**Items**:

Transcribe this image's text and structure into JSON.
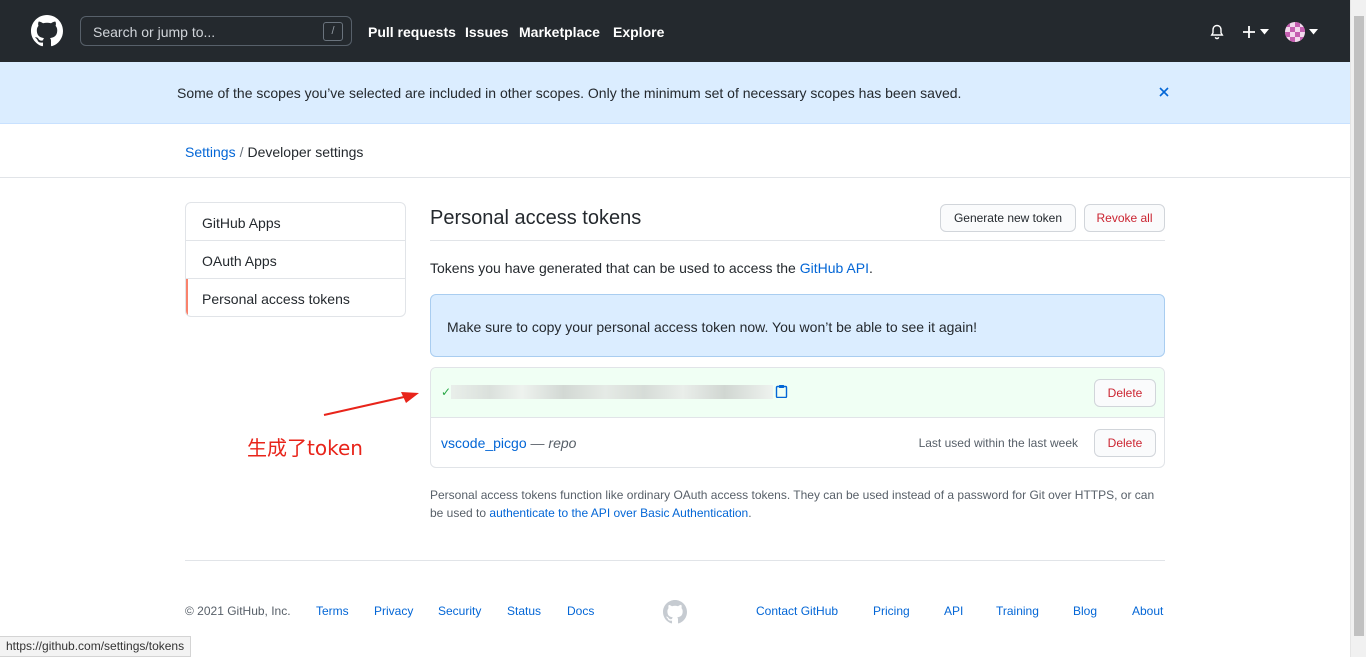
{
  "header": {
    "search_placeholder": "Search or jump to...",
    "slash_key": "/",
    "nav": [
      "Pull requests",
      "Issues",
      "Marketplace",
      "Explore"
    ]
  },
  "flash": {
    "message": "Some of the scopes you’ve selected are included in other scopes. Only the minimum set of necessary scopes has been saved."
  },
  "breadcrumb": {
    "parent": "Settings",
    "separator": "/",
    "current": "Developer settings"
  },
  "sidebar": {
    "items": [
      {
        "label": "GitHub Apps"
      },
      {
        "label": "OAuth Apps"
      },
      {
        "label": "Personal access tokens"
      }
    ]
  },
  "main": {
    "title": "Personal access tokens",
    "generate_label": "Generate new token",
    "revoke_label": "Revoke all",
    "intro_prefix": "Tokens you have generated that can be used to access the ",
    "intro_link": "GitHub API",
    "intro_suffix": ".",
    "notice": "Make sure to copy your personal access token now. You won’t be able to see it again!",
    "delete_label": "Delete",
    "token_name": "vscode_picgo",
    "token_scope_sep": " — ",
    "token_scope": "repo",
    "last_used": "Last used within the last week",
    "foot_prefix": "Personal access tokens function like ordinary OAuth access tokens. They can be used instead of a password for Git over HTTPS, or can be used to ",
    "foot_link": "authenticate to the API over Basic Authentication",
    "foot_suffix": "."
  },
  "annotation": {
    "text": "生成了token",
    "color": "#e8241a"
  },
  "footer": {
    "copyright": "© 2021 GitHub, Inc.",
    "left_links": [
      "Terms",
      "Privacy",
      "Security",
      "Status",
      "Docs"
    ],
    "right_links": [
      "Contact GitHub",
      "Pricing",
      "API",
      "Training",
      "Blog",
      "About"
    ]
  },
  "statusbar": {
    "url": "https://github.com/settings/tokens"
  },
  "colors": {
    "header_bg": "#24292e",
    "link": "#0366d6",
    "danger": "#cb2431",
    "flash_bg": "#dbedff",
    "success_bg": "#f0fff4"
  }
}
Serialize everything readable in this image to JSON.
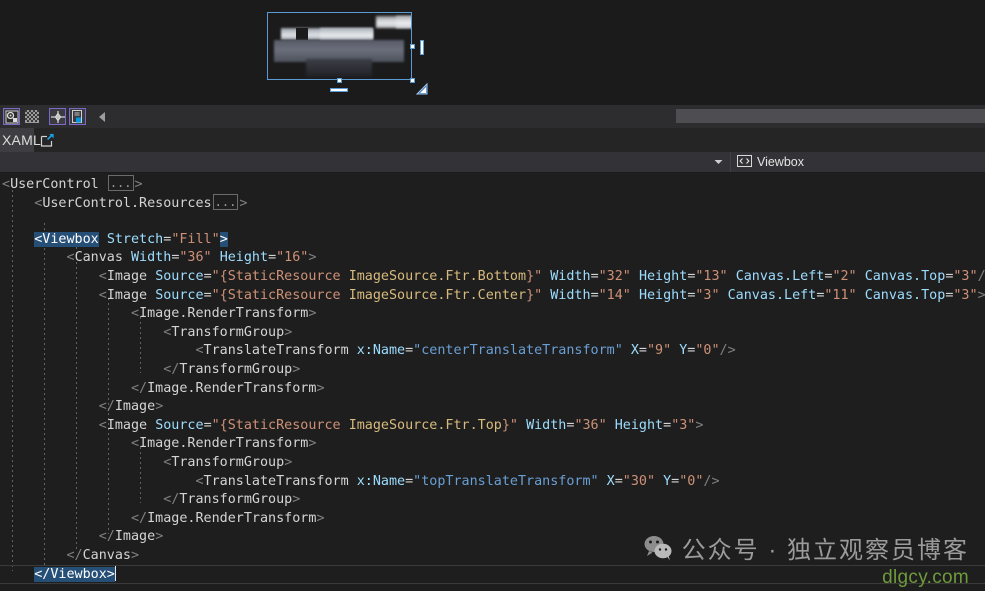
{
  "window": {
    "background": "#1b1b1c",
    "editor_background": "#1e1e1e"
  },
  "designer": {
    "name": "xaml-design-surface",
    "selected_element": "Viewbox",
    "selection_color": "#5b9bd5"
  },
  "designer_toolbar": {
    "buttons": [
      {
        "name": "zoom-settings-icon",
        "label": ""
      },
      {
        "name": "transparency-grid-icon",
        "label": ""
      },
      {
        "name": "snap-crosshair-icon",
        "label": ""
      },
      {
        "name": "artboard-icon",
        "label": ""
      }
    ],
    "collapse": {
      "name": "collapse-pane-icon",
      "label": ""
    }
  },
  "tabs": {
    "xaml_label": "XAML",
    "popout": {
      "name": "popout-window-icon",
      "label": ""
    }
  },
  "selector_bar": {
    "dropdown": {
      "name": "chevron-down-icon",
      "label": ""
    },
    "element_icon": "xml-element-icon",
    "element_name": "Viewbox"
  },
  "code": {
    "language": "XAML",
    "collapsed_marker": "...",
    "lines": [
      {
        "indent": 0,
        "segments": [
          {
            "t": "punct",
            "v": "<"
          },
          {
            "t": "tag",
            "v": "UserControl"
          },
          {
            "t": "plain",
            "v": " "
          },
          {
            "t": "collapse",
            "v": "..."
          },
          {
            "t": "punct",
            "v": ">"
          }
        ]
      },
      {
        "indent": 1,
        "segments": [
          {
            "t": "punct",
            "v": "<"
          },
          {
            "t": "tag",
            "v": "UserControl.Resources"
          },
          {
            "t": "collapse",
            "v": "..."
          },
          {
            "t": "punct",
            "v": ">"
          }
        ]
      },
      {
        "indent": 0,
        "segments": []
      },
      {
        "indent": 1,
        "segments": [
          {
            "t": "sel",
            "v": "<Viewbox"
          },
          {
            "t": "plain",
            "v": " "
          },
          {
            "t": "attr",
            "v": "Stretch"
          },
          {
            "t": "eq",
            "v": "="
          },
          {
            "t": "str",
            "v": "\"Fill\""
          },
          {
            "t": "sel",
            "v": ">"
          }
        ]
      },
      {
        "indent": 2,
        "segments": [
          {
            "t": "punct",
            "v": "<"
          },
          {
            "t": "tag",
            "v": "Canvas"
          },
          {
            "t": "plain",
            "v": " "
          },
          {
            "t": "attr",
            "v": "Width"
          },
          {
            "t": "eq",
            "v": "="
          },
          {
            "t": "str",
            "v": "\"36\""
          },
          {
            "t": "plain",
            "v": " "
          },
          {
            "t": "attr",
            "v": "Height"
          },
          {
            "t": "eq",
            "v": "="
          },
          {
            "t": "str",
            "v": "\"16\""
          },
          {
            "t": "punct",
            "v": ">"
          }
        ]
      },
      {
        "indent": 3,
        "segments": [
          {
            "t": "punct",
            "v": "<"
          },
          {
            "t": "tag",
            "v": "Image"
          },
          {
            "t": "plain",
            "v": " "
          },
          {
            "t": "attr",
            "v": "Source"
          },
          {
            "t": "eq",
            "v": "="
          },
          {
            "t": "str",
            "v": "\"{StaticResource "
          },
          {
            "t": "res",
            "v": "ImageSource.Ftr.Bottom"
          },
          {
            "t": "str",
            "v": "}\""
          },
          {
            "t": "plain",
            "v": " "
          },
          {
            "t": "attr",
            "v": "Width"
          },
          {
            "t": "eq",
            "v": "="
          },
          {
            "t": "str",
            "v": "\"32\""
          },
          {
            "t": "plain",
            "v": " "
          },
          {
            "t": "attr",
            "v": "Height"
          },
          {
            "t": "eq",
            "v": "="
          },
          {
            "t": "str",
            "v": "\"13\""
          },
          {
            "t": "plain",
            "v": " "
          },
          {
            "t": "attr",
            "v": "Canvas.Left"
          },
          {
            "t": "eq",
            "v": "="
          },
          {
            "t": "str",
            "v": "\"2\""
          },
          {
            "t": "plain",
            "v": " "
          },
          {
            "t": "attr",
            "v": "Canvas.Top"
          },
          {
            "t": "eq",
            "v": "="
          },
          {
            "t": "str",
            "v": "\"3\""
          },
          {
            "t": "punct",
            "v": "/>"
          }
        ]
      },
      {
        "indent": 3,
        "segments": [
          {
            "t": "punct",
            "v": "<"
          },
          {
            "t": "tag",
            "v": "Image"
          },
          {
            "t": "plain",
            "v": " "
          },
          {
            "t": "attr",
            "v": "Source"
          },
          {
            "t": "eq",
            "v": "="
          },
          {
            "t": "str",
            "v": "\"{StaticResource "
          },
          {
            "t": "res",
            "v": "ImageSource.Ftr.Center"
          },
          {
            "t": "str",
            "v": "}\""
          },
          {
            "t": "plain",
            "v": " "
          },
          {
            "t": "attr",
            "v": "Width"
          },
          {
            "t": "eq",
            "v": "="
          },
          {
            "t": "str",
            "v": "\"14\""
          },
          {
            "t": "plain",
            "v": " "
          },
          {
            "t": "attr",
            "v": "Height"
          },
          {
            "t": "eq",
            "v": "="
          },
          {
            "t": "str",
            "v": "\"3\""
          },
          {
            "t": "plain",
            "v": " "
          },
          {
            "t": "attr",
            "v": "Canvas.Left"
          },
          {
            "t": "eq",
            "v": "="
          },
          {
            "t": "str",
            "v": "\"11\""
          },
          {
            "t": "plain",
            "v": " "
          },
          {
            "t": "attr",
            "v": "Canvas.Top"
          },
          {
            "t": "eq",
            "v": "="
          },
          {
            "t": "str",
            "v": "\"3\""
          },
          {
            "t": "punct",
            "v": ">"
          }
        ]
      },
      {
        "indent": 4,
        "segments": [
          {
            "t": "punct",
            "v": "<"
          },
          {
            "t": "tag",
            "v": "Image.RenderTransform"
          },
          {
            "t": "punct",
            "v": ">"
          }
        ]
      },
      {
        "indent": 5,
        "segments": [
          {
            "t": "punct",
            "v": "<"
          },
          {
            "t": "tag",
            "v": "TransformGroup"
          },
          {
            "t": "punct",
            "v": ">"
          }
        ]
      },
      {
        "indent": 6,
        "segments": [
          {
            "t": "punct",
            "v": "<"
          },
          {
            "t": "tag",
            "v": "TranslateTransform"
          },
          {
            "t": "plain",
            "v": " "
          },
          {
            "t": "attr",
            "v": "x:Name"
          },
          {
            "t": "eq",
            "v": "="
          },
          {
            "t": "strnum",
            "v": "\"centerTranslateTransform\""
          },
          {
            "t": "plain",
            "v": " "
          },
          {
            "t": "attr",
            "v": "X"
          },
          {
            "t": "eq",
            "v": "="
          },
          {
            "t": "str",
            "v": "\"9\""
          },
          {
            "t": "plain",
            "v": " "
          },
          {
            "t": "attr",
            "v": "Y"
          },
          {
            "t": "eq",
            "v": "="
          },
          {
            "t": "str",
            "v": "\"0\""
          },
          {
            "t": "punct",
            "v": "/>"
          }
        ]
      },
      {
        "indent": 5,
        "segments": [
          {
            "t": "punct",
            "v": "</"
          },
          {
            "t": "tag",
            "v": "TransformGroup"
          },
          {
            "t": "punct",
            "v": ">"
          }
        ]
      },
      {
        "indent": 4,
        "segments": [
          {
            "t": "punct",
            "v": "</"
          },
          {
            "t": "tag",
            "v": "Image.RenderTransform"
          },
          {
            "t": "punct",
            "v": ">"
          }
        ]
      },
      {
        "indent": 3,
        "segments": [
          {
            "t": "punct",
            "v": "</"
          },
          {
            "t": "tag",
            "v": "Image"
          },
          {
            "t": "punct",
            "v": ">"
          }
        ]
      },
      {
        "indent": 3,
        "segments": [
          {
            "t": "punct",
            "v": "<"
          },
          {
            "t": "tag",
            "v": "Image"
          },
          {
            "t": "plain",
            "v": " "
          },
          {
            "t": "attr",
            "v": "Source"
          },
          {
            "t": "eq",
            "v": "="
          },
          {
            "t": "str",
            "v": "\"{StaticResource "
          },
          {
            "t": "res",
            "v": "ImageSource.Ftr.Top"
          },
          {
            "t": "str",
            "v": "}\""
          },
          {
            "t": "plain",
            "v": " "
          },
          {
            "t": "attr",
            "v": "Width"
          },
          {
            "t": "eq",
            "v": "="
          },
          {
            "t": "str",
            "v": "\"36\""
          },
          {
            "t": "plain",
            "v": " "
          },
          {
            "t": "attr",
            "v": "Height"
          },
          {
            "t": "eq",
            "v": "="
          },
          {
            "t": "str",
            "v": "\"3\""
          },
          {
            "t": "punct",
            "v": ">"
          }
        ]
      },
      {
        "indent": 4,
        "segments": [
          {
            "t": "punct",
            "v": "<"
          },
          {
            "t": "tag",
            "v": "Image.RenderTransform"
          },
          {
            "t": "punct",
            "v": ">"
          }
        ]
      },
      {
        "indent": 5,
        "segments": [
          {
            "t": "punct",
            "v": "<"
          },
          {
            "t": "tag",
            "v": "TransformGroup"
          },
          {
            "t": "punct",
            "v": ">"
          }
        ]
      },
      {
        "indent": 6,
        "segments": [
          {
            "t": "punct",
            "v": "<"
          },
          {
            "t": "tag",
            "v": "TranslateTransform"
          },
          {
            "t": "plain",
            "v": " "
          },
          {
            "t": "attr",
            "v": "x:Name"
          },
          {
            "t": "eq",
            "v": "="
          },
          {
            "t": "strnum",
            "v": "\"topTranslateTransform\""
          },
          {
            "t": "plain",
            "v": " "
          },
          {
            "t": "attr",
            "v": "X"
          },
          {
            "t": "eq",
            "v": "="
          },
          {
            "t": "str",
            "v": "\"30\""
          },
          {
            "t": "plain",
            "v": " "
          },
          {
            "t": "attr",
            "v": "Y"
          },
          {
            "t": "eq",
            "v": "="
          },
          {
            "t": "str",
            "v": "\"0\""
          },
          {
            "t": "punct",
            "v": "/>"
          }
        ]
      },
      {
        "indent": 5,
        "segments": [
          {
            "t": "punct",
            "v": "</"
          },
          {
            "t": "tag",
            "v": "TransformGroup"
          },
          {
            "t": "punct",
            "v": ">"
          }
        ]
      },
      {
        "indent": 4,
        "segments": [
          {
            "t": "punct",
            "v": "</"
          },
          {
            "t": "tag",
            "v": "Image.RenderTransform"
          },
          {
            "t": "punct",
            "v": ">"
          }
        ]
      },
      {
        "indent": 3,
        "segments": [
          {
            "t": "punct",
            "v": "</"
          },
          {
            "t": "tag",
            "v": "Image"
          },
          {
            "t": "punct",
            "v": ">"
          }
        ]
      },
      {
        "indent": 2,
        "segments": [
          {
            "t": "punct",
            "v": "</"
          },
          {
            "t": "tag",
            "v": "Canvas"
          },
          {
            "t": "punct",
            "v": ">"
          }
        ]
      },
      {
        "indent": 1,
        "current": true,
        "segments": [
          {
            "t": "sel",
            "v": "</Viewbox>"
          },
          {
            "t": "caret",
            "v": ""
          }
        ]
      }
    ]
  },
  "watermark": {
    "icon": "wechat-icon",
    "text": "公众号 · 独立观察员博客",
    "url": "dlgcy.com",
    "url_color": "#6f9a3c"
  }
}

**Work instructions**: From the records above, work out how many lines contain the string "current". Give only the number.

**Solution to the problem**: 2